**What needs to be done**
Without including any images, repeat the data exactly.

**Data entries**
------------------------
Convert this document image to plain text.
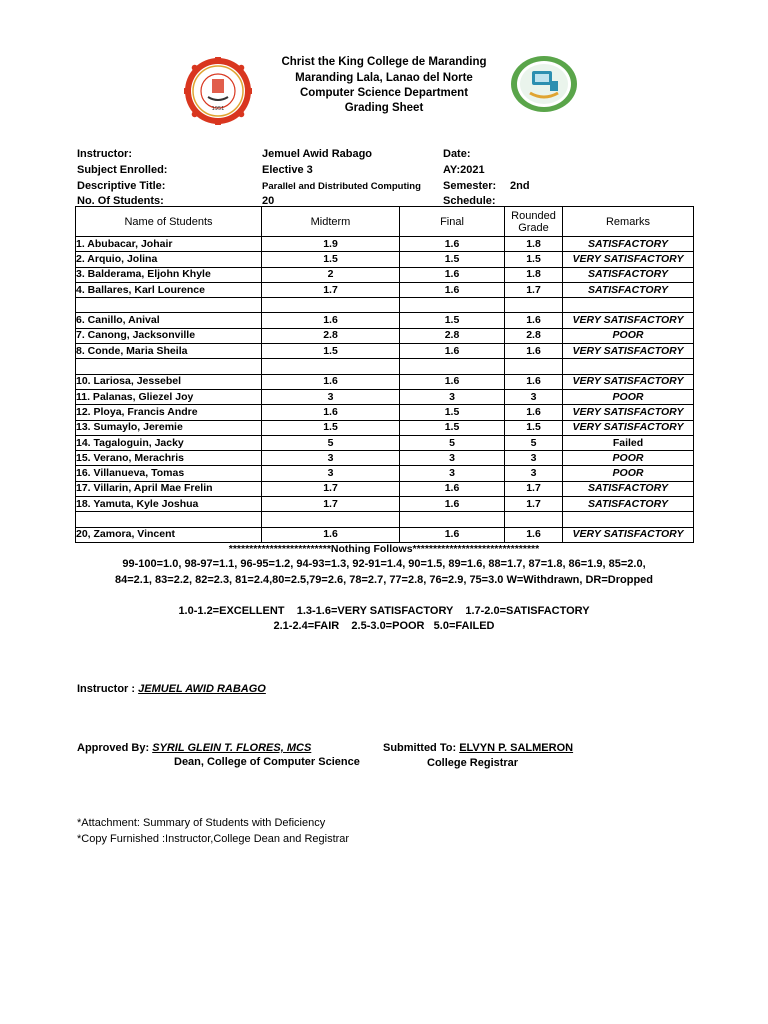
1951
Christ the King College de Maranding
Maranding Lala, Lanao del Norte
Computer Science Department
Grading Sheet
Instructor:	Jemuel Awid Rabago	Date:
Subject Enrolled:	Elective 3	AY:2021
Descriptive Title:	Parallel and Distributed Computing	Semester: 2nd
No. Of Students:	20	Schedule:
Name of Students	Midterm	Final	Rounded Grade	Remarks
1. Abubacar, Johair	1.9	1.6	1.8	SATISFACTORY
2. Arquio, Jolina	1.5	1.5	1.5	VERY SATISFACTORY
3. Balderama, Eljohn Khyle	2	1.6	1.8	SATISFACTORY
4. Ballares, Karl Lourence	1.7	1.6	1.7	SATISFACTORY

6. Canillo, Anival	1.6	1.5	1.6	VERY SATISFACTORY
7. Canong, Jacksonville	2.8	2.8	2.8	POOR
8. Conde, Maria Sheila	1.5	1.6	1.6	VERY SATISFACTORY

10. Lariosa, Jessebel	1.6	1.6	1.6	VERY SATISFACTORY
11. Palanas, Gliezel Joy	3	3	3	POOR
12. Ploya, Francis Andre	1.6	1.5	1.6	VERY SATISFACTORY
13. Sumaylo, Jeremie	1.5	1.5	1.5	VERY SATISFACTORY
14. Tagaloguin, Jacky	5	5	5	Failed
15. Verano, Merachris	3	3	3	POOR
16. Villanueva, Tomas	3	3	3	POOR
17. Villarin, April Mae Frelin	1.7	1.6	1.7	SATISFACTORY
18. Yamuta, Kyle Joshua	1.7	1.6	1.7	SATISFACTORY

20, Zamora, Vincent	1.6	1.6	1.6	VERY SATISFACTORY
*************************Nothing Follows*******************************
99-100=1.0, 98-97=1.1, 96-95=1.2, 94-93=1.3, 92-91=1.4, 90=1.5, 89=1.6, 88=1.7, 87=1.8, 86=1.9, 85=2.0,
84=2.1, 83=2.2, 82=2.3, 81=2.4,80=2.5,79=2.6, 78=2.7, 77=2.8, 76=2.9, 75=3.0 W=Withdrawn, DR=Dropped
1.0-1.2=EXCELLENT    1.3-1.6=VERY SATISFACTORY    1.7-2.0=SATISFACTORY
2.1-2.4=FAIR    2.5-3.0=POOR   5.0=FAILED
Instructor : JEMUEL AWID RABAGO
Approved By: SYRIL GLEIN T. FLORES, MCS
Dean, College of Computer Science
Submitted To: ELVYN P. SALMERON
College Registrar
*Attachment: Summary of Students with Deficiency
*Copy Furnished :Instructor,College Dean and Registrar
------------------------
**The answer**
Convert this document image to plain text.
1951
Christ the King College de Maranding
Maranding Lala, Lanao del Norte
Computer Science Department
Grading Sheet
Instructor:	Jemuel Awid Rabago	Date:
Subject Enrolled:	Elective 3	AY:2021
Descriptive Title:	Parallel and Distributed Computing	Semester: 2nd
No. Of Students:	20	Schedule:
Name of Students	Midterm	Final	Rounded Grade	Remarks
1. Abubacar, Johair	1.9	1.6	1.8	SATISFACTORY
2. Arquio, Jolina	1.5	1.5	1.5	VERY SATISFACTORY
3. Balderama, Eljohn Khyle	2	1.6	1.8	SATISFACTORY
4. Ballares, Karl Lourence	1.7	1.6	1.7	SATISFACTORY

6. Canillo, Anival	1.6	1.5	1.6	VERY SATISFACTORY
7. Canong, Jacksonville	2.8	2.8	2.8	POOR
8. Conde, Maria Sheila	1.5	1.6	1.6	VERY SATISFACTORY

10. Lariosa, Jessebel	1.6	1.6	1.6	VERY SATISFACTORY
11. Palanas, Gliezel Joy	3	3	3	POOR
12. Ploya, Francis Andre	1.6	1.5	1.6	VERY SATISFACTORY
13. Sumaylo, Jeremie	1.5	1.5	1.5	VERY SATISFACTORY
14. Tagaloguin, Jacky	5	5	5	Failed
15. Verano, Merachris	3	3	3	POOR
16. Villanueva, Tomas	3	3	3	POOR
17. Villarin, April Mae Frelin	1.7	1.6	1.7	SATISFACTORY
18. Yamuta, Kyle Joshua	1.7	1.6	1.7	SATISFACTORY

20, Zamora, Vincent	1.6	1.6	1.6	VERY SATISFACTORY
*************************Nothing Follows*******************************
99-100=1.0, 98-97=1.1, 96-95=1.2, 94-93=1.3, 92-91=1.4, 90=1.5, 89=1.6, 88=1.7, 87=1.8, 86=1.9, 85=2.0,
84=2.1, 83=2.2, 82=2.3, 81=2.4,80=2.5,79=2.6, 78=2.7, 77=2.8, 76=2.9, 75=3.0 W=Withdrawn, DR=Dropped
1.0-1.2=EXCELLENT    1.3-1.6=VERY SATISFACTORY    1.7-2.0=SATISFACTORY
2.1-2.4=FAIR    2.5-3.0=POOR   5.0=FAILED
Instructor : JEMUEL AWID RABAGO
Approved By: SYRIL GLEIN T. FLORES, MCS
Dean, College of Computer Science
Submitted To: ELVYN P. SALMERON
College Registrar
*Attachment: Summary of Students with Deficiency
*Copy Furnished :Instructor,College Dean and Registrar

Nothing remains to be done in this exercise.